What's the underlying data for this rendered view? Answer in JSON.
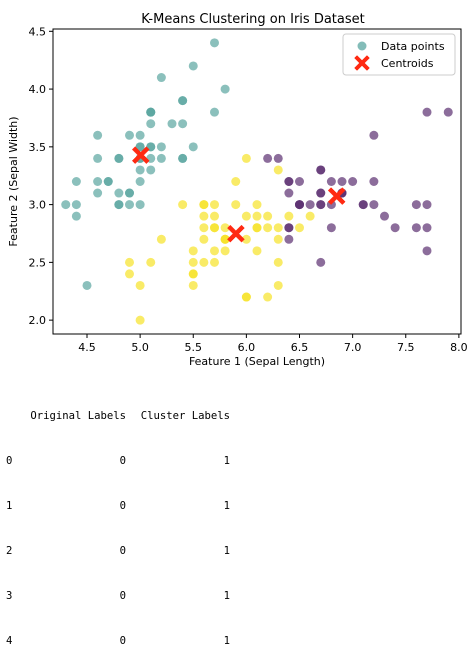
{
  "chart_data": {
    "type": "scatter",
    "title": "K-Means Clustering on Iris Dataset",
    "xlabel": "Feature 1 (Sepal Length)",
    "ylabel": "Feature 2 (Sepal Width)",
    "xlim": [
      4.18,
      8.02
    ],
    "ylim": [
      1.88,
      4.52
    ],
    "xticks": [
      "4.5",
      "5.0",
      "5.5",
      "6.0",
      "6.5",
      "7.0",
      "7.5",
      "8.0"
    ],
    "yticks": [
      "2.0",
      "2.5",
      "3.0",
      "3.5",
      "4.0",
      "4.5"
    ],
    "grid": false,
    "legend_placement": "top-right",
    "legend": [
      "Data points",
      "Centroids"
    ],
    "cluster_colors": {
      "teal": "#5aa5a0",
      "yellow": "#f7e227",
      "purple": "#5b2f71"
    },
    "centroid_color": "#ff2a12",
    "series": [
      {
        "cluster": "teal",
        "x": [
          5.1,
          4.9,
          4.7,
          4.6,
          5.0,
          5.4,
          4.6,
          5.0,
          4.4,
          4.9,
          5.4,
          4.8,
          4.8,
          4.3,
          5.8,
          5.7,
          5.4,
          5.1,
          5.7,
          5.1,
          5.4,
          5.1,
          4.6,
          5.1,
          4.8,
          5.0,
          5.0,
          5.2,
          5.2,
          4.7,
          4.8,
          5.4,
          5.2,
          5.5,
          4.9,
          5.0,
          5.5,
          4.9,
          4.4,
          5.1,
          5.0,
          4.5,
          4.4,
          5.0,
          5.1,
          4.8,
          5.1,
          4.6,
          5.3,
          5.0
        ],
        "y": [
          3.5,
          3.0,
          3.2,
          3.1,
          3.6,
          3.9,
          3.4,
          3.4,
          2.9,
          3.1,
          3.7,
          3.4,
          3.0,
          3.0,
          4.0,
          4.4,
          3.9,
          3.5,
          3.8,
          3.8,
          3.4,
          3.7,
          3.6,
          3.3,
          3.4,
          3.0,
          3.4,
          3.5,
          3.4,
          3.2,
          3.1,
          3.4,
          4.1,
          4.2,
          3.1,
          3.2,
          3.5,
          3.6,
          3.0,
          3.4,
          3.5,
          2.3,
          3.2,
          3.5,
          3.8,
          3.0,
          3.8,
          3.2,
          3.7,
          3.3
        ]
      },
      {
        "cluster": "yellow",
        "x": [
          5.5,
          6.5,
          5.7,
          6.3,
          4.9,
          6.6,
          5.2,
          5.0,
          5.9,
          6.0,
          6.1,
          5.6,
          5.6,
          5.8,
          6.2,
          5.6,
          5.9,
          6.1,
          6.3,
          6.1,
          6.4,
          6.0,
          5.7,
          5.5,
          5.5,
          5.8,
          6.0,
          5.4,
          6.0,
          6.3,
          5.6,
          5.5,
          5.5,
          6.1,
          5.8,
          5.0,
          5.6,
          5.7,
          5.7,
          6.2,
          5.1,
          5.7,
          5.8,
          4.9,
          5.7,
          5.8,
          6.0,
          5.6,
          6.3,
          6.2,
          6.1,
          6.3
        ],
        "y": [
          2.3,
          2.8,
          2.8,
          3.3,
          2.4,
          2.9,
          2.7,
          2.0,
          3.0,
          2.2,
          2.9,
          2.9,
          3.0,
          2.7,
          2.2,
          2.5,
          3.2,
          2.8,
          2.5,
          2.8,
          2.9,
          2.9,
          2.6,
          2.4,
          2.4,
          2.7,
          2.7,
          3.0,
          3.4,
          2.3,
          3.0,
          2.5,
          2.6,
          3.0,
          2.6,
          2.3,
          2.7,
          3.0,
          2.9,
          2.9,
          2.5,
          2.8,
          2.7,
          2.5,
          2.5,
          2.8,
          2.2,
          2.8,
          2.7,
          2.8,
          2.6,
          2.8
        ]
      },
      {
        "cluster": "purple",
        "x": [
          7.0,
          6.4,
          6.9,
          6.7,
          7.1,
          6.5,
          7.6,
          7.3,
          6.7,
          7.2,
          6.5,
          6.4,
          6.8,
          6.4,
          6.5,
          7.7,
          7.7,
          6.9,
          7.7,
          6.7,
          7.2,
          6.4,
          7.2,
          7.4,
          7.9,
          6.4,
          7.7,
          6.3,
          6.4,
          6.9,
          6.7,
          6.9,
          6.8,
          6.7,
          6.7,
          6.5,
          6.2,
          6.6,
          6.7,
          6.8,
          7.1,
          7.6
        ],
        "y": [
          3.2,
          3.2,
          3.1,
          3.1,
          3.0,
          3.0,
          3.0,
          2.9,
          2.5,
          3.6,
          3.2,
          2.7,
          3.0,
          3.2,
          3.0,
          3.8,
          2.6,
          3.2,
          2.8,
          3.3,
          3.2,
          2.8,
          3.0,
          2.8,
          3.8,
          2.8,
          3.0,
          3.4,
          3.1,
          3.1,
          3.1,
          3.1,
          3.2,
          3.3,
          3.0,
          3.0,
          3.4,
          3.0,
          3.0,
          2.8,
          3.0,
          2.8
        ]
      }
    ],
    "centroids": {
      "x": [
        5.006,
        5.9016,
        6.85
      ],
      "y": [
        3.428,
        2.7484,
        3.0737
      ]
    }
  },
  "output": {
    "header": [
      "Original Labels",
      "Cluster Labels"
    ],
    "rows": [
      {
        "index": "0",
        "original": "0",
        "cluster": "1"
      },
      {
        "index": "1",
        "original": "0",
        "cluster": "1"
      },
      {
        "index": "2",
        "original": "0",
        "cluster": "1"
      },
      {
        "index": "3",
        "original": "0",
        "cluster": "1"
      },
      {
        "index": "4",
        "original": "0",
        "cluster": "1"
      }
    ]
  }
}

▸ **Your task**:
Leave out the pictures and give the listing above again exactly.

▸ **Output**:
What's the underlying data for this rendered view? Answer in JSON.
{
  "chart_data": {
    "type": "scatter",
    "title": "K-Means Clustering on Iris Dataset",
    "xlabel": "Feature 1 (Sepal Length)",
    "ylabel": "Feature 2 (Sepal Width)",
    "xlim": [
      4.18,
      8.02
    ],
    "ylim": [
      1.88,
      4.52
    ],
    "xticks": [
      "4.5",
      "5.0",
      "5.5",
      "6.0",
      "6.5",
      "7.0",
      "7.5",
      "8.0"
    ],
    "yticks": [
      "2.0",
      "2.5",
      "3.0",
      "3.5",
      "4.0",
      "4.5"
    ],
    "grid": false,
    "legend_placement": "top-right",
    "legend": [
      "Data points",
      "Centroids"
    ],
    "cluster_colors": {
      "teal": "#5aa5a0",
      "yellow": "#f7e227",
      "purple": "#5b2f71"
    },
    "centroid_color": "#ff2a12",
    "series": [
      {
        "cluster": "teal",
        "x": [
          5.1,
          4.9,
          4.7,
          4.6,
          5.0,
          5.4,
          4.6,
          5.0,
          4.4,
          4.9,
          5.4,
          4.8,
          4.8,
          4.3,
          5.8,
          5.7,
          5.4,
          5.1,
          5.7,
          5.1,
          5.4,
          5.1,
          4.6,
          5.1,
          4.8,
          5.0,
          5.0,
          5.2,
          5.2,
          4.7,
          4.8,
          5.4,
          5.2,
          5.5,
          4.9,
          5.0,
          5.5,
          4.9,
          4.4,
          5.1,
          5.0,
          4.5,
          4.4,
          5.0,
          5.1,
          4.8,
          5.1,
          4.6,
          5.3,
          5.0
        ],
        "y": [
          3.5,
          3.0,
          3.2,
          3.1,
          3.6,
          3.9,
          3.4,
          3.4,
          2.9,
          3.1,
          3.7,
          3.4,
          3.0,
          3.0,
          4.0,
          4.4,
          3.9,
          3.5,
          3.8,
          3.8,
          3.4,
          3.7,
          3.6,
          3.3,
          3.4,
          3.0,
          3.4,
          3.5,
          3.4,
          3.2,
          3.1,
          3.4,
          4.1,
          4.2,
          3.1,
          3.2,
          3.5,
          3.6,
          3.0,
          3.4,
          3.5,
          2.3,
          3.2,
          3.5,
          3.8,
          3.0,
          3.8,
          3.2,
          3.7,
          3.3
        ]
      },
      {
        "cluster": "yellow",
        "x": [
          5.5,
          6.5,
          5.7,
          6.3,
          4.9,
          6.6,
          5.2,
          5.0,
          5.9,
          6.0,
          6.1,
          5.6,
          5.6,
          5.8,
          6.2,
          5.6,
          5.9,
          6.1,
          6.3,
          6.1,
          6.4,
          6.0,
          5.7,
          5.5,
          5.5,
          5.8,
          6.0,
          5.4,
          6.0,
          6.3,
          5.6,
          5.5,
          5.5,
          6.1,
          5.8,
          5.0,
          5.6,
          5.7,
          5.7,
          6.2,
          5.1,
          5.7,
          5.8,
          4.9,
          5.7,
          5.8,
          6.0,
          5.6,
          6.3,
          6.2,
          6.1,
          6.3
        ],
        "y": [
          2.3,
          2.8,
          2.8,
          3.3,
          2.4,
          2.9,
          2.7,
          2.0,
          3.0,
          2.2,
          2.9,
          2.9,
          3.0,
          2.7,
          2.2,
          2.5,
          3.2,
          2.8,
          2.5,
          2.8,
          2.9,
          2.9,
          2.6,
          2.4,
          2.4,
          2.7,
          2.7,
          3.0,
          3.4,
          2.3,
          3.0,
          2.5,
          2.6,
          3.0,
          2.6,
          2.3,
          2.7,
          3.0,
          2.9,
          2.9,
          2.5,
          2.8,
          2.7,
          2.5,
          2.5,
          2.8,
          2.2,
          2.8,
          2.7,
          2.8,
          2.6,
          2.8
        ]
      },
      {
        "cluster": "purple",
        "x": [
          7.0,
          6.4,
          6.9,
          6.7,
          7.1,
          6.5,
          7.6,
          7.3,
          6.7,
          7.2,
          6.5,
          6.4,
          6.8,
          6.4,
          6.5,
          7.7,
          7.7,
          6.9,
          7.7,
          6.7,
          7.2,
          6.4,
          7.2,
          7.4,
          7.9,
          6.4,
          7.7,
          6.3,
          6.4,
          6.9,
          6.7,
          6.9,
          6.8,
          6.7,
          6.7,
          6.5,
          6.2,
          6.6,
          6.7,
          6.8,
          7.1,
          7.6
        ],
        "y": [
          3.2,
          3.2,
          3.1,
          3.1,
          3.0,
          3.0,
          3.0,
          2.9,
          2.5,
          3.6,
          3.2,
          2.7,
          3.0,
          3.2,
          3.0,
          3.8,
          2.6,
          3.2,
          2.8,
          3.3,
          3.2,
          2.8,
          3.0,
          2.8,
          3.8,
          2.8,
          3.0,
          3.4,
          3.1,
          3.1,
          3.1,
          3.1,
          3.2,
          3.3,
          3.0,
          3.0,
          3.4,
          3.0,
          3.0,
          2.8,
          3.0,
          2.8
        ]
      }
    ],
    "centroids": {
      "x": [
        5.006,
        5.9016,
        6.85
      ],
      "y": [
        3.428,
        2.7484,
        3.0737
      ]
    }
  },
  "output": {
    "header": [
      "Original Labels",
      "Cluster Labels"
    ],
    "rows": [
      {
        "index": "0",
        "original": "0",
        "cluster": "1"
      },
      {
        "index": "1",
        "original": "0",
        "cluster": "1"
      },
      {
        "index": "2",
        "original": "0",
        "cluster": "1"
      },
      {
        "index": "3",
        "original": "0",
        "cluster": "1"
      },
      {
        "index": "4",
        "original": "0",
        "cluster": "1"
      }
    ]
  }
}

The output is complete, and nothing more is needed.